WRITTEN TASK: Copy every line of the data that contains the string "당사자가".

— Begin —

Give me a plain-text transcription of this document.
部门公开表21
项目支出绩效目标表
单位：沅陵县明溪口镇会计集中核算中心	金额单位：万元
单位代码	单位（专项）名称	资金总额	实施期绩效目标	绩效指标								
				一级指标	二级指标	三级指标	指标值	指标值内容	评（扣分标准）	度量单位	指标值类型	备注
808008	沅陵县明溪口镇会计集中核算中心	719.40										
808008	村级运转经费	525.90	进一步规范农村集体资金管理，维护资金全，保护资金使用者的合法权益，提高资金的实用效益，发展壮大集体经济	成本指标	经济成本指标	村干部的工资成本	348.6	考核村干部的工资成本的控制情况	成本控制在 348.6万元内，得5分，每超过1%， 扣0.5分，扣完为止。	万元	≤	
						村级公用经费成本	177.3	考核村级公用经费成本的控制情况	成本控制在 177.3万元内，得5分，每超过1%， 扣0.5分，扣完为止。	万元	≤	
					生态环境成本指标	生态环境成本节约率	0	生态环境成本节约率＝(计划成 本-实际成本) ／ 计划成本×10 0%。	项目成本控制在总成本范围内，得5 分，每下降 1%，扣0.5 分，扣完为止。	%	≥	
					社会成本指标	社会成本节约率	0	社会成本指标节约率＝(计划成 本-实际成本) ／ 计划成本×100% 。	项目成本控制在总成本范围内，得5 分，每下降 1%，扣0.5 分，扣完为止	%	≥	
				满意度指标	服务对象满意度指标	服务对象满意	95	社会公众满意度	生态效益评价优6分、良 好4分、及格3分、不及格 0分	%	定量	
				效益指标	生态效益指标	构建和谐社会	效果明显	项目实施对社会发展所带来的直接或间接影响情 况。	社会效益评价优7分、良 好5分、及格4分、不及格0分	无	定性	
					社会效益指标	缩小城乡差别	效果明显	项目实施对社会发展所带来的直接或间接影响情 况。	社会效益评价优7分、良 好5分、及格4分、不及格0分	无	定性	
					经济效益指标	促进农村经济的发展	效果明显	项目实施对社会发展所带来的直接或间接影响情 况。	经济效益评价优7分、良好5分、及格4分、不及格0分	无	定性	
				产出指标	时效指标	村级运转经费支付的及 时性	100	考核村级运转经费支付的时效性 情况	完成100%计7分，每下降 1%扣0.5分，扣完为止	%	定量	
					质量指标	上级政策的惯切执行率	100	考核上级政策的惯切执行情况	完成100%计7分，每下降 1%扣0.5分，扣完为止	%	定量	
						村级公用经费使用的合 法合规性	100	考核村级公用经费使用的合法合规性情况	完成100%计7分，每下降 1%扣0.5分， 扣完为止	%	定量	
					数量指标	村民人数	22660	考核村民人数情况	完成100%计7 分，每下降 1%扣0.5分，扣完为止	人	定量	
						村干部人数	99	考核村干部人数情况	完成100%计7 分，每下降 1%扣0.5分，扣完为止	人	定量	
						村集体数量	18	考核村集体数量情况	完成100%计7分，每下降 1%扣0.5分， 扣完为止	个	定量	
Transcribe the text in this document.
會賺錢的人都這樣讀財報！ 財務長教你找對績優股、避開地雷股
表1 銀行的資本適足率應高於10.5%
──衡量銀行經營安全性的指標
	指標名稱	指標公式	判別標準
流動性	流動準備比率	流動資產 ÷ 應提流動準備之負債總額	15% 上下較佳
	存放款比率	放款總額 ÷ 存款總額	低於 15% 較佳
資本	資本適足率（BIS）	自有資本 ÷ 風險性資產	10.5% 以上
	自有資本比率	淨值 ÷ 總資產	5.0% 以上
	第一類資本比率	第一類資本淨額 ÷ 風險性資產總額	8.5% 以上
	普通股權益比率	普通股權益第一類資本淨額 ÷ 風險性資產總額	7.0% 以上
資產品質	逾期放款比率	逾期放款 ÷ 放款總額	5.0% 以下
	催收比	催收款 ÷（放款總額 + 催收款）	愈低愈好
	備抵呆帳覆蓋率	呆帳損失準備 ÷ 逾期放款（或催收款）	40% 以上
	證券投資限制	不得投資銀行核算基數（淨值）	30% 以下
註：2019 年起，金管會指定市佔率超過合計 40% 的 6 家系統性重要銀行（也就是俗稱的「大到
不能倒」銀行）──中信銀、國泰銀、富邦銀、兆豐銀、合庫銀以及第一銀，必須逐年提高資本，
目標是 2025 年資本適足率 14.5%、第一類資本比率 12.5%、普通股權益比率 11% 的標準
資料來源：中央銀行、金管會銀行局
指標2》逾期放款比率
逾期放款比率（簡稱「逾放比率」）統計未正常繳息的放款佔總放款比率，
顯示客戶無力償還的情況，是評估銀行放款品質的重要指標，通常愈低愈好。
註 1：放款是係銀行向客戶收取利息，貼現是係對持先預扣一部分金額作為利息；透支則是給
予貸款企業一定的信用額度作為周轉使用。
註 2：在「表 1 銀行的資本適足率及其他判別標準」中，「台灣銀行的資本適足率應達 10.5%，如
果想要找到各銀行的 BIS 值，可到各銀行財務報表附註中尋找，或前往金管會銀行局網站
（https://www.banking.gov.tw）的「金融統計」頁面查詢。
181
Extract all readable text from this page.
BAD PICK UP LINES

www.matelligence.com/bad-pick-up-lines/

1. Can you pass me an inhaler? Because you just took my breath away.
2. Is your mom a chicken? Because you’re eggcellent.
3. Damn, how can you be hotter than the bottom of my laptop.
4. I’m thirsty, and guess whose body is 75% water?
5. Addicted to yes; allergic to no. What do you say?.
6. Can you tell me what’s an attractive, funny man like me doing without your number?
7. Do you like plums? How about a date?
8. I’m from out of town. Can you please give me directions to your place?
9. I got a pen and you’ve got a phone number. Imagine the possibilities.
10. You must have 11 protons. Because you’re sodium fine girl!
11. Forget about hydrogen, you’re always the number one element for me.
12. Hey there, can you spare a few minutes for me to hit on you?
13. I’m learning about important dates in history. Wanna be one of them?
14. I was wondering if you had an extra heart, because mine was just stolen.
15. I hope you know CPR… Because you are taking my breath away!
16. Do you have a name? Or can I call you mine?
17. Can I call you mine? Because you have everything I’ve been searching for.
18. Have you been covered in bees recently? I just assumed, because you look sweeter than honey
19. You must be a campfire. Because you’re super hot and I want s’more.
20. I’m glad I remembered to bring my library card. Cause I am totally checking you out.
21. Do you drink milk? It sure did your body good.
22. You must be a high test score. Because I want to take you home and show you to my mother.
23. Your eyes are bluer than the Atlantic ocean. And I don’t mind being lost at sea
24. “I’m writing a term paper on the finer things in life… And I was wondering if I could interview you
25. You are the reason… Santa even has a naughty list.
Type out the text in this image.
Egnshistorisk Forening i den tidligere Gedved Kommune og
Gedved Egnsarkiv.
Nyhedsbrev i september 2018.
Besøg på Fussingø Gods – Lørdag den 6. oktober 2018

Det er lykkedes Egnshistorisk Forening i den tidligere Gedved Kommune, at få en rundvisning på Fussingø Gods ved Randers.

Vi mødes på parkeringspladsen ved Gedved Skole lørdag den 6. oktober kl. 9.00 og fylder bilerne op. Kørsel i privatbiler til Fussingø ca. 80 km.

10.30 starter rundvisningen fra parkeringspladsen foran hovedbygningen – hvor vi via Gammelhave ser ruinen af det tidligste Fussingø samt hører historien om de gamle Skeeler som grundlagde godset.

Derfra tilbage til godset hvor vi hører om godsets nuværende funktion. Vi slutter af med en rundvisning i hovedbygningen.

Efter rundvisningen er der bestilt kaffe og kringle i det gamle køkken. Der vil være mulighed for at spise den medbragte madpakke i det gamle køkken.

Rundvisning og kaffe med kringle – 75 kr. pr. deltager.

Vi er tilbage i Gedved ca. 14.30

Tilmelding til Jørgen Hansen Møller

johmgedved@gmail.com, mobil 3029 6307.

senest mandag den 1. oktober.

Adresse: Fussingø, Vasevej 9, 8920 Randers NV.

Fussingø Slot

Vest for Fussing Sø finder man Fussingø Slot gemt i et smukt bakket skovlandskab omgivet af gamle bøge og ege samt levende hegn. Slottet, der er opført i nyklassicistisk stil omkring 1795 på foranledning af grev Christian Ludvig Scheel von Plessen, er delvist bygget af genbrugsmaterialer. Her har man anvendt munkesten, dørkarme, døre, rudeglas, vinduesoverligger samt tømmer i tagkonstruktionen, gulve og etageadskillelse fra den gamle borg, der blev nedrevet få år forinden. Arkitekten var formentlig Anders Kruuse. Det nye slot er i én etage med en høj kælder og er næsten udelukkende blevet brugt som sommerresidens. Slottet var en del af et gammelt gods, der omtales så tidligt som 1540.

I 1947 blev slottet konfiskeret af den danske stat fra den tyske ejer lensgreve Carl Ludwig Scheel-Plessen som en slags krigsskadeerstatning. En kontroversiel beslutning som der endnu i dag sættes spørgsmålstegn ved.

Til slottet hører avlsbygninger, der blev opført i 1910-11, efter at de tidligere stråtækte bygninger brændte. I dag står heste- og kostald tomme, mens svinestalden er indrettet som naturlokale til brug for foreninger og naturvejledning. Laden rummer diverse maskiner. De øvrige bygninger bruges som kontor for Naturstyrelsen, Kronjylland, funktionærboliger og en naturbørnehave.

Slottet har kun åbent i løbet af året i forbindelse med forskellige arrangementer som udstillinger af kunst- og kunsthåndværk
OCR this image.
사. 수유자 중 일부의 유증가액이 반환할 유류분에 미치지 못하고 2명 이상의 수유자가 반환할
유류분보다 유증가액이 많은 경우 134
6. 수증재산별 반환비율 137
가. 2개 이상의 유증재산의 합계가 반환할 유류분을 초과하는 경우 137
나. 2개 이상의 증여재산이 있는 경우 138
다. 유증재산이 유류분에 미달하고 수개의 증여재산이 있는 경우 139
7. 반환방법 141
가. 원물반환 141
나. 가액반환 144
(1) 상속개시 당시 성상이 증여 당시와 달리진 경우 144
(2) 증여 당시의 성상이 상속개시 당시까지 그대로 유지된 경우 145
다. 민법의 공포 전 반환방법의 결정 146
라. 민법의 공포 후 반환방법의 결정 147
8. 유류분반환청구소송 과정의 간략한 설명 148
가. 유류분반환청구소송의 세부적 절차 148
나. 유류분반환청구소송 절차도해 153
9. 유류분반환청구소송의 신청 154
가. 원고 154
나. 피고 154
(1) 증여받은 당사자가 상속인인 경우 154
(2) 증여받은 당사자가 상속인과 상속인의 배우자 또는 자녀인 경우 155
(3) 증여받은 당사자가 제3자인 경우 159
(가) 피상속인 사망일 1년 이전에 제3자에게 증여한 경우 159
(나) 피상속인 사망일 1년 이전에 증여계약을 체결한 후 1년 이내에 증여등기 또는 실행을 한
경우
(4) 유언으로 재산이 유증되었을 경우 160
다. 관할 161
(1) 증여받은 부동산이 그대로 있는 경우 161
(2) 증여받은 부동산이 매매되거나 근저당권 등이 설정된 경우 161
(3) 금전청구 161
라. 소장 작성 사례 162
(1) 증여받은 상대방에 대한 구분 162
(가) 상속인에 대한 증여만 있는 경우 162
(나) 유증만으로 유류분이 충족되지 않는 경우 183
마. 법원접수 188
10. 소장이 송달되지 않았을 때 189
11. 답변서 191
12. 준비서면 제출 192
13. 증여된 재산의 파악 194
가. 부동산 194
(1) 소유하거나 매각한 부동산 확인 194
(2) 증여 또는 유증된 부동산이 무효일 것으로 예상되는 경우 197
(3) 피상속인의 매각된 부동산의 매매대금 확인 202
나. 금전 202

— End —

FINAL RESULT:
(1) 증여받은 당사자가 상속인인 경우 154
(2) 증여받은 당사자가 상속인과 상속인의 배우자 또는 자녀인 경우 155
(3) 증여받은 당사자가 제3자인 경우 159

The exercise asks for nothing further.